Dataset records
···

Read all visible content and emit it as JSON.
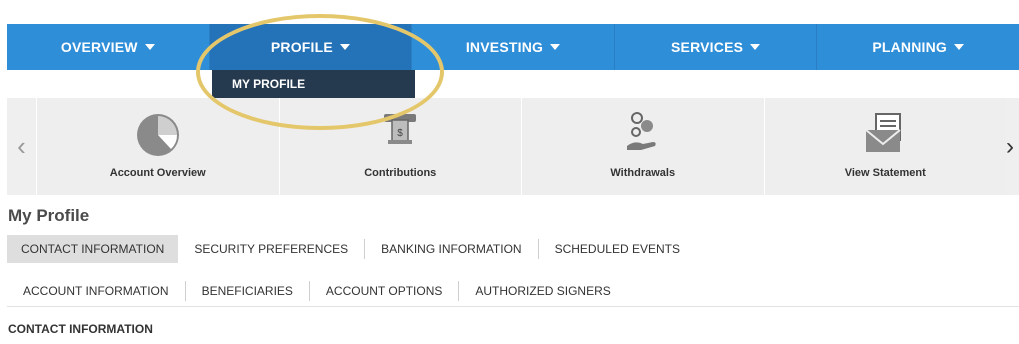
{
  "nav": {
    "items": [
      {
        "label": "OVERVIEW"
      },
      {
        "label": "PROFILE"
      },
      {
        "label": "INVESTING"
      },
      {
        "label": "SERVICES"
      },
      {
        "label": "PLANNING"
      }
    ],
    "dropdown_item": "MY PROFILE"
  },
  "carousel": {
    "tiles": [
      {
        "label": "Account Overview",
        "icon": "pie-chart-icon"
      },
      {
        "label": "Contributions",
        "icon": "money-deposit-icon"
      },
      {
        "label": "Withdrawals",
        "icon": "coins-hand-icon"
      },
      {
        "label": "View Statement",
        "icon": "envelope-statement-icon"
      }
    ],
    "left_arrow": "‹",
    "right_arrow": "›"
  },
  "page": {
    "title": "My Profile",
    "tabs_primary": [
      {
        "label": "CONTACT INFORMATION"
      },
      {
        "label": "SECURITY PREFERENCES"
      },
      {
        "label": "BANKING INFORMATION"
      },
      {
        "label": "SCHEDULED EVENTS"
      }
    ],
    "tabs_secondary": [
      {
        "label": "ACCOUNT INFORMATION"
      },
      {
        "label": "BENEFICIARIES"
      },
      {
        "label": "ACCOUNT OPTIONS"
      },
      {
        "label": "AUTHORIZED SIGNERS"
      }
    ],
    "section_title": "CONTACT INFORMATION"
  },
  "colors": {
    "nav_bg": "#2f8ed8",
    "nav_active": "#2472b8",
    "dropdown_bg": "#263a4f",
    "highlight_ring": "#e5c76b"
  }
}
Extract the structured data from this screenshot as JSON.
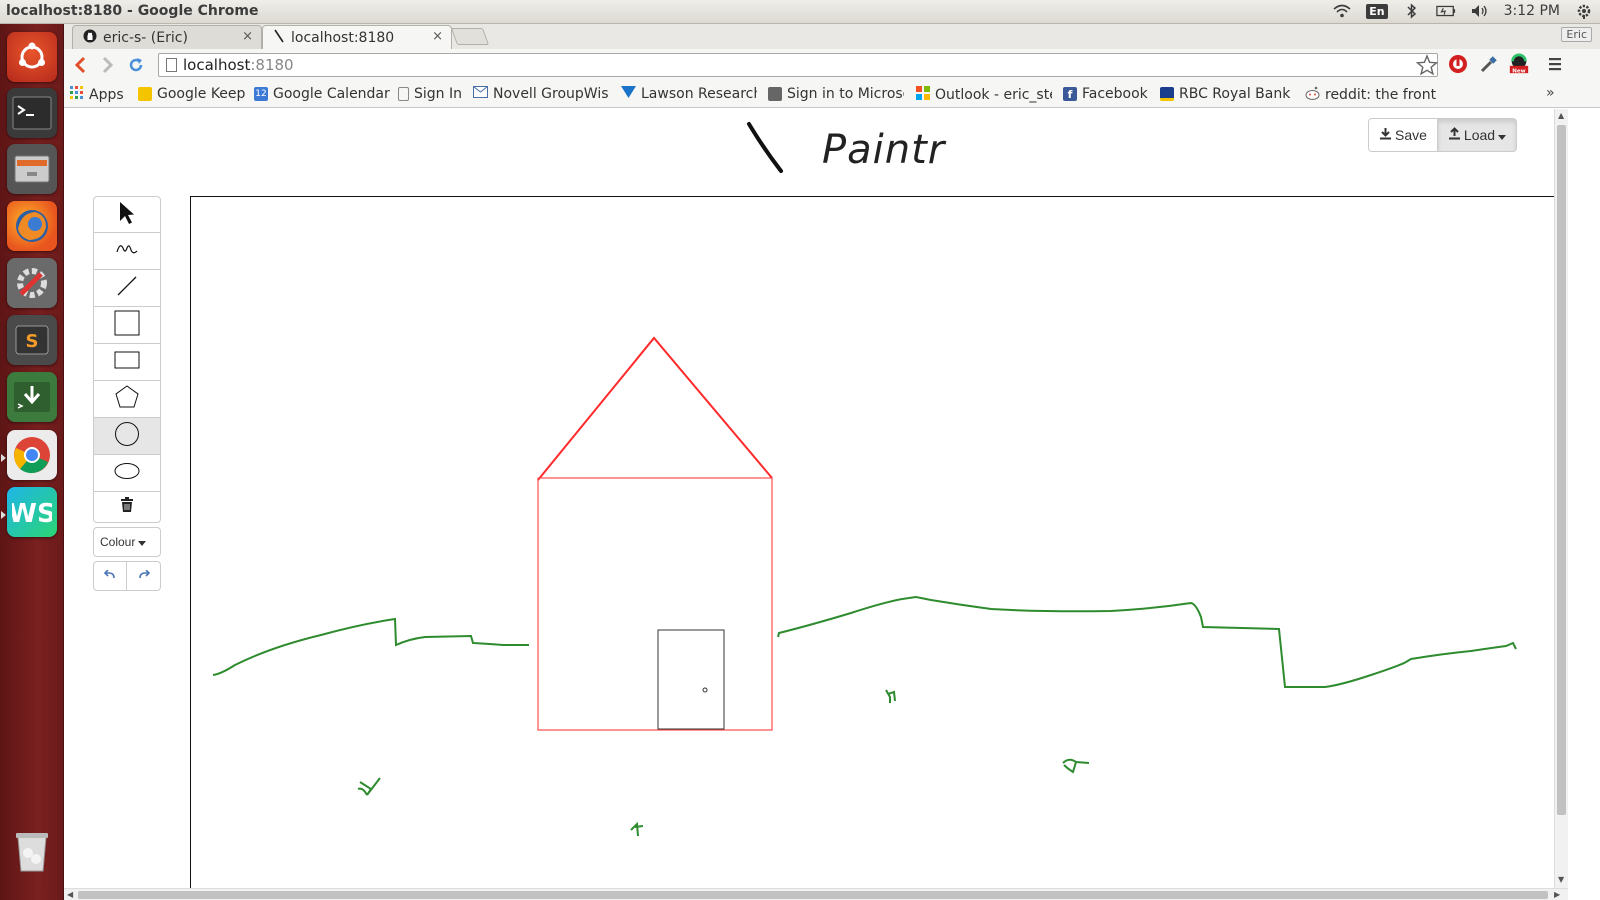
{
  "window": {
    "title": "localhost:8180 - Google Chrome"
  },
  "tray": {
    "language": "En",
    "clock": "3:12 PM",
    "profile": "Eric"
  },
  "launcher": {
    "items": [
      "ubuntu-dash",
      "terminal",
      "files",
      "firefox",
      "system-settings",
      "sublime-text",
      "download-manager",
      "chrome",
      "webstorm"
    ],
    "trash": "trash"
  },
  "tabs": [
    {
      "label": "eric-s- (Eric)",
      "icon": "github-icon",
      "close": "×"
    },
    {
      "label": "localhost:8180",
      "icon": "paintr-brush-icon",
      "close": "×"
    }
  ],
  "omnibox": {
    "host": "localhost",
    "port": ":8180"
  },
  "bookmarks": [
    {
      "label": "Apps",
      "icon": "apps-grid-icon",
      "color": "#4a90d9"
    },
    {
      "label": "Google Keep",
      "icon": "keep-icon",
      "color": "#f5c400"
    },
    {
      "label": "Google Calendar",
      "icon": "calendar-icon",
      "color": "#3d7ad6"
    },
    {
      "label": "Sign In",
      "icon": "page-icon",
      "color": "#888888"
    },
    {
      "label": "Novell GroupWise",
      "icon": "mail-icon",
      "color": "#4a6fa5"
    },
    {
      "label": "Lawson Research",
      "icon": "lawson-icon",
      "color": "#1a73c9"
    },
    {
      "label": "Sign in to Microso",
      "icon": "microsoft-icon",
      "color": "#444444"
    },
    {
      "label": "Outlook - eric_ste",
      "icon": "outlook-icon",
      "color": "#e74c3c"
    },
    {
      "label": "Facebook",
      "icon": "facebook-icon",
      "color": "#3b5998"
    },
    {
      "label": "RBC Royal Bank -",
      "icon": "rbc-icon",
      "color": "#1a3e8c"
    },
    {
      "label": "reddit: the front p",
      "icon": "reddit-icon",
      "color": "#888888"
    }
  ],
  "app": {
    "name": "Paintr",
    "save_label": "Save",
    "load_label": "Load",
    "colour_label": "Colour",
    "tools": [
      "select",
      "freehand",
      "line",
      "square",
      "rectangle",
      "polygon",
      "circle",
      "ellipse",
      "delete"
    ],
    "active_tool": "circle"
  },
  "colors": {
    "roof": "#ff2a2a",
    "house": "#ff4d4d",
    "grass": "#2e8b2e",
    "door": "#333333",
    "accent": "#4a76b4"
  }
}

···

● Challenge: Reproduce all of the entries word for word, skipping any pictures they hold.

● The completed task:
Read all visible content and emit it as JSON.
{
  "nav": {
    "items": [
      {
        "label": "OVERVIEW"
      },
      {
        "label": "PROFILE"
      },
      {
        "label": "INVESTING"
      },
      {
        "label": "SERVICES"
      },
      {
        "label": "PLANNING"
      }
    ],
    "dropdown_item": "MY PROFILE"
  },
  "carousel": {
    "tiles": [
      {
        "label": "Account Overview",
        "icon": "pie-chart-icon"
      },
      {
        "label": "Contributions",
        "icon": "money-deposit-icon"
      },
      {
        "label": "Withdrawals",
        "icon": "coins-hand-icon"
      },
      {
        "label": "View Statement",
        "icon": "envelope-statement-icon"
      }
    ],
    "left_arrow": "‹",
    "right_arrow": "›"
  },
  "page": {
    "title": "My Profile",
    "tabs_primary": [
      {
        "label": "CONTACT INFORMATION"
      },
      {
        "label": "SECURITY PREFERENCES"
      },
      {
        "label": "BANKING INFORMATION"
      },
      {
        "label": "SCHEDULED EVENTS"
      }
    ],
    "tabs_secondary": [
      {
        "label": "ACCOUNT INFORMATION"
      },
      {
        "label": "BENEFICIARIES"
      },
      {
        "label": "ACCOUNT OPTIONS"
      },
      {
        "label": "AUTHORIZED SIGNERS"
      }
    ],
    "section_title": "CONTACT INFORMATION"
  },
  "colors": {
    "nav_bg": "#2f8ed8",
    "nav_active": "#2472b8",
    "dropdown_bg": "#263a4f",
    "highlight_ring": "#e5c76b"
  }
}
Extract the structured data from this screenshot as JSON.
{
  "window": {
    "title": "localhost:8180 - Google Chrome"
  },
  "tray": {
    "language": "En",
    "clock": "3:12 PM",
    "profile": "Eric"
  },
  "launcher": {
    "items": [
      "ubuntu-dash",
      "terminal",
      "files",
      "firefox",
      "system-settings",
      "sublime-text",
      "download-manager",
      "chrome",
      "webstorm"
    ],
    "trash": "trash"
  },
  "tabs": [
    {
      "label": "eric-s- (Eric)",
      "icon": "github-icon",
      "close": "×"
    },
    {
      "label": "localhost:8180",
      "icon": "paintr-brush-icon",
      "close": "×"
    }
  ],
  "omnibox": {
    "host": "localhost",
    "port": ":8180"
  },
  "bookmarks": [
    {
      "label": "Apps",
      "icon": "apps-grid-icon",
      "color": "#4a90d9"
    },
    {
      "label": "Google Keep",
      "icon": "keep-icon",
      "color": "#f5c400"
    },
    {
      "label": "Google Calendar",
      "icon": "calendar-icon",
      "color": "#3d7ad6"
    },
    {
      "label": "Sign In",
      "icon": "page-icon",
      "color": "#888888"
    },
    {
      "label": "Novell GroupWise",
      "icon": "mail-icon",
      "color": "#4a6fa5"
    },
    {
      "label": "Lawson Research",
      "icon": "lawson-icon",
      "color": "#1a73c9"
    },
    {
      "label": "Sign in to Microso",
      "icon": "microsoft-icon",
      "color": "#444444"
    },
    {
      "label": "Outlook - eric_ste",
      "icon": "outlook-icon",
      "color": "#e74c3c"
    },
    {
      "label": "Facebook",
      "icon": "facebook-icon",
      "color": "#3b5998"
    },
    {
      "label": "RBC Royal Bank -",
      "icon": "rbc-icon",
      "color": "#1a3e8c"
    },
    {
      "label": "reddit: the front p",
      "icon": "reddit-icon",
      "color": "#888888"
    }
  ],
  "app": {
    "name": "Paintr",
    "save_label": "Save",
    "load_label": "Load",
    "colour_label": "Colour",
    "tools": [
      "select",
      "freehand",
      "line",
      "square",
      "rectangle",
      "polygon",
      "circle",
      "ellipse",
      "delete"
    ],
    "active_tool": "circle"
  },
  "colors": {
    "roof": "#ff2a2a",
    "house": "#ff4d4d",
    "grass": "#2e8b2e",
    "door": "#333333",
    "accent": "#4a76b4"
  }
}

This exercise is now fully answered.